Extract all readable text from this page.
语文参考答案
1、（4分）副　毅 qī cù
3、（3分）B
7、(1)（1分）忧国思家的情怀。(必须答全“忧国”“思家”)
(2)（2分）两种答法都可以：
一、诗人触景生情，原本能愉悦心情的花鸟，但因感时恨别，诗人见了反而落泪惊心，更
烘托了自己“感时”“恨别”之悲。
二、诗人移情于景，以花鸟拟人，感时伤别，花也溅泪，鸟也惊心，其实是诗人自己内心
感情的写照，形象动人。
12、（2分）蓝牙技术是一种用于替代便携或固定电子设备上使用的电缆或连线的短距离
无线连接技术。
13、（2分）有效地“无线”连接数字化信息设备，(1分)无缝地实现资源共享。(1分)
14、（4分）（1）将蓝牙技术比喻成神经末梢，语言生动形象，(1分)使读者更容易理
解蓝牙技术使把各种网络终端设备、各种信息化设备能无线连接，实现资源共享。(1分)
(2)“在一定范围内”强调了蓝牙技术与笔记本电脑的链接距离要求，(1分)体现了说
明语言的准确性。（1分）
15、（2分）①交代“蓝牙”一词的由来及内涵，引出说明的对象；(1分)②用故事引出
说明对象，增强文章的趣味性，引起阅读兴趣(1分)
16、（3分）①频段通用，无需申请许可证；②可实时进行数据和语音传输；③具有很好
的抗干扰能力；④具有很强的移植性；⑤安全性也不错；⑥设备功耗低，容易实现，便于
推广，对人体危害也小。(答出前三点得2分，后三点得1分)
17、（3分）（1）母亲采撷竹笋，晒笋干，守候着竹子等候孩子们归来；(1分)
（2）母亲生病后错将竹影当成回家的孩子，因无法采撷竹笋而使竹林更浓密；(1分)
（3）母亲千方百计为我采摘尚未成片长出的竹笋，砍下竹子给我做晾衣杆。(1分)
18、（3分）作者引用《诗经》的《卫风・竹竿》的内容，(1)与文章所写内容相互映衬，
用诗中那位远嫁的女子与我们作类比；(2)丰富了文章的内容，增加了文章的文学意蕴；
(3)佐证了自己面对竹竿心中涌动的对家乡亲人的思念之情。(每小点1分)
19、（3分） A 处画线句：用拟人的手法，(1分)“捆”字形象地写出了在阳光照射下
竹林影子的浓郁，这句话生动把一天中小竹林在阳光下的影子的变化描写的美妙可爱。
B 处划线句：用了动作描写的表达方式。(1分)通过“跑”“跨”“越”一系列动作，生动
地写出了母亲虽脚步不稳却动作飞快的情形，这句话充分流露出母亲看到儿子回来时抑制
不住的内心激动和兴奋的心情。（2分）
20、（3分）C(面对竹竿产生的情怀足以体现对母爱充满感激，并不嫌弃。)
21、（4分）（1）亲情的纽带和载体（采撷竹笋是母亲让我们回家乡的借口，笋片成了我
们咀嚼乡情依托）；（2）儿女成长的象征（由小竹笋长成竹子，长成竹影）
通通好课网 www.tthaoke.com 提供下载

### Goal:
Extract every entry above as it appears.

### Answer in full:
Extract all readable text from this page.
语文参考答案
1、（4分）副　毅 qī cù
3、（3分）B
7、(1)（1分）忧国思家的情怀。(必须答全“忧国”“思家”)
(2)（2分）两种答法都可以：
一、诗人触景生情，原本能愉悦心情的花鸟，但因感时恨别，诗人见了反而落泪惊心，更
烘托了自己“感时”“恨别”之悲。
二、诗人移情于景，以花鸟拟人，感时伤别，花也溅泪，鸟也惊心，其实是诗人自己内心
感情的写照，形象动人。
12、（2分）蓝牙技术是一种用于替代便携或固定电子设备上使用的电缆或连线的短距离
无线连接技术。
13、（2分）有效地“无线”连接数字化信息设备，(1分)无缝地实现资源共享。(1分)
14、（4分）（1）将蓝牙技术比喻成神经末梢，语言生动形象，(1分)使读者更容易理
解蓝牙技术使把各种网络终端设备、各种信息化设备能无线连接，实现资源共享。(1分)
(2)“在一定范围内”强调了蓝牙技术与笔记本电脑的链接距离要求，(1分)体现了说
明语言的准确性。（1分）
15、（2分）①交代“蓝牙”一词的由来及内涵，引出说明的对象；(1分)②用故事引出
说明对象，增强文章的趣味性，引起阅读兴趣(1分)
16、（3分）①频段通用，无需申请许可证；②可实时进行数据和语音传输；③具有很好
的抗干扰能力；④具有很强的移植性；⑤安全性也不错；⑥设备功耗低，容易实现，便于
推广，对人体危害也小。(答出前三点得2分，后三点得1分)
17、（3分）（1）母亲采撷竹笋，晒笋干，守候着竹子等候孩子们归来；(1分)
（2）母亲生病后错将竹影当成回家的孩子，因无法采撷竹笋而使竹林更浓密；(1分)
（3）母亲千方百计为我采摘尚未成片长出的竹笋，砍下竹子给我做晾衣杆。(1分)
18、（3分）作者引用《诗经》的《卫风・竹竿》的内容，(1)与文章所写内容相互映衬，
用诗中那位远嫁的女子与我们作类比；(2)丰富了文章的内容，增加了文章的文学意蕴；
(3)佐证了自己面对竹竿心中涌动的对家乡亲人的思念之情。(每小点1分)
19、（3分） A 处画线句：用拟人的手法，(1分)“捆”字形象地写出了在阳光照射下
竹林影子的浓郁，这句话生动把一天中小竹林在阳光下的影子的变化描写的美妙可爱。
B 处划线句：用了动作描写的表达方式。(1分)通过“跑”“跨”“越”一系列动作，生动
地写出了母亲虽脚步不稳却动作飞快的情形，这句话充分流露出母亲看到儿子回来时抑制
不住的内心激动和兴奋的心情。（2分）
20、（3分）C(面对竹竿产生的情怀足以体现对母爱充满感激，并不嫌弃。)
21、（4分）（1）亲情的纽带和载体（采撷竹笋是母亲让我们回家乡的借口，笋片成了我
们咀嚼乡情依托）；（2）儿女成长的象征（由小竹笋长成竹子，长成竹影）
通通好课网 www.tthaoke.com 提供下载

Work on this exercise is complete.